(Extracted data entries)
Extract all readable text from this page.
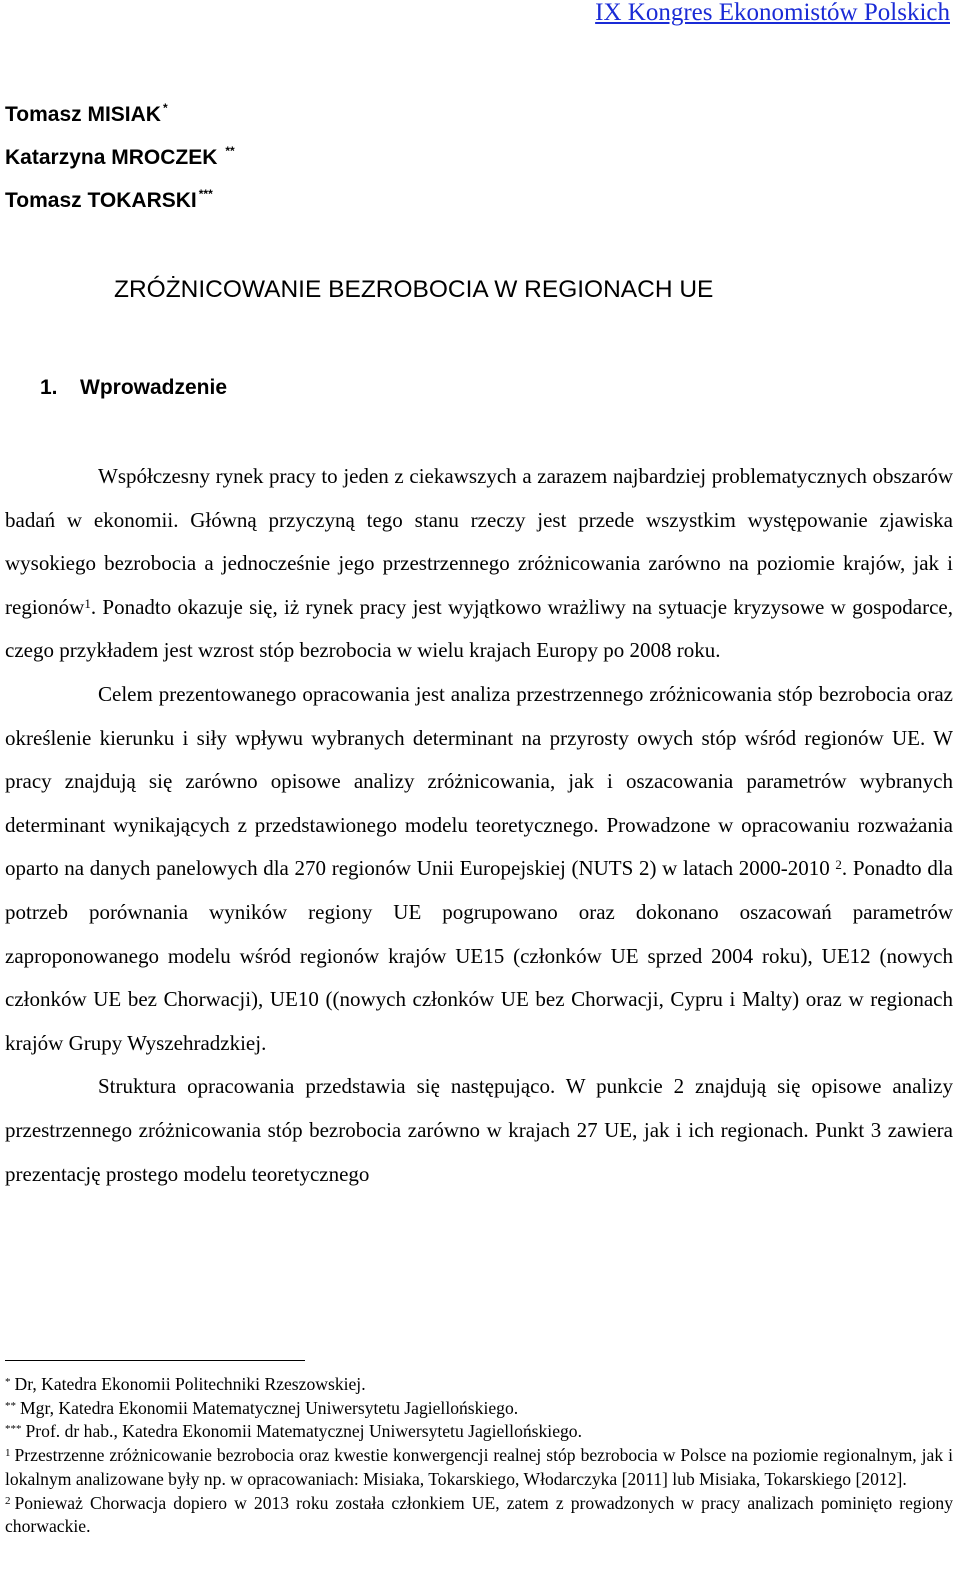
IX Kongres Ekonomistów Polskich
Tomasz MISIAK *
Katarzyna MROCZEK **
Tomasz TOKARSKI ***
ZRÓŻNICOWANIE BEZROBOCIA W REGIONACH UE
1. Wprowadzenie

Współczesny rynek pracy to jeden z ciekawszych a zarazem najbardziej problematycznych obszarów badań w ekonomii. Główną przyczyną tego stanu rzeczy jest przede wszystkim występowanie zjawiska wysokiego bezrobocia a jednocześnie jego przestrzennego zróżnicowania zarówno na poziomie krajów, jak i regionów$^1$. Ponadto okazuje się, iż rynek pracy jest wyjątkowo wrażliwy na sytuacje kryzysowe w gospodarce, czego przykładem jest wzrost stóp bezrobocia w wielu krajach Europy po 2008 roku.

Celem prezentowanego opracowania jest analiza przestrzennego zróżnicowania stóp bezrobocia oraz określenie kierunku i siły wpływu wybranych determinant na przyrosty owych stóp wśród regionów UE. W pracy znajdują się zarówno opisowe analizy zróżnicowania, jak i oszacowania parametrów wybranych determinant wynikających z przedstawionego modelu teoretycznego. Prowadzone w opracowaniu rozważania oparto na danych panelowych dla 270 regionów Unii Europejskiej (NUTS 2) w latach 2000-2010 $^2$. Ponadto dla potrzeb porównania wyników regiony UE pogrupowano oraz dokonano oszacowań parametrów zaproponowanego modelu wśród regionów krajów UE15 (członków UE sprzed 2004 roku), UE12 (nowych członków UE bez Chorwacji), UE10 ((nowych członków UE bez Chorwacji, Cypru i Malty) oraz w regionach krajów Grupy Wyszehradzkiej.

Struktura opracowania przedstawia się następująco. W punkcie 2 znajdują się opisowe analizy przestrzennego zróżnicowania stóp bezrobocia zarówno w krajach 27 UE, jak i ich regionach. Punkt 3 zawiera prezentację prostego modelu teoretycznego

* Dr, Katedra Ekonomii Politechniki Rzeszowskiej.

** Mgr, Katedra Ekonomii Matematycznej Uniwersytetu Jagiellońskiego.

*** Prof. dr hab., Katedra Ekonomii Matematycznej Uniwersytetu Jagiellońskiego.

$^1$ Przestrzenne zróżnicowanie bezrobocia oraz kwestie konwergencji realnej stóp bezrobocia w Polsce na poziomie regionalnym, jak i lokalnym analizowane były np. w opracowaniach: Misiaka, Tokarskiego, Włodarczyka [2011] lub Misiaka, Tokarskiego [2012].

$^2$ Ponieważ Chorwacja dopiero w 2013 roku została członkiem UE, zatem z prowadzonych w pracy analizach pominięto regiony chorwackie.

TO BE DONE: Check each line of the entries above, and show every one holding the word "Matematycznej".

ANSWER TO THIS PROBLEM:
** Mgr, Katedra Ekonomii Matematycznej Uniwersytetu Jagiellońskiego.
*** Prof. dr hab., Katedra Ekonomii Matematycznej Uniwersytetu Jagiellońskiego.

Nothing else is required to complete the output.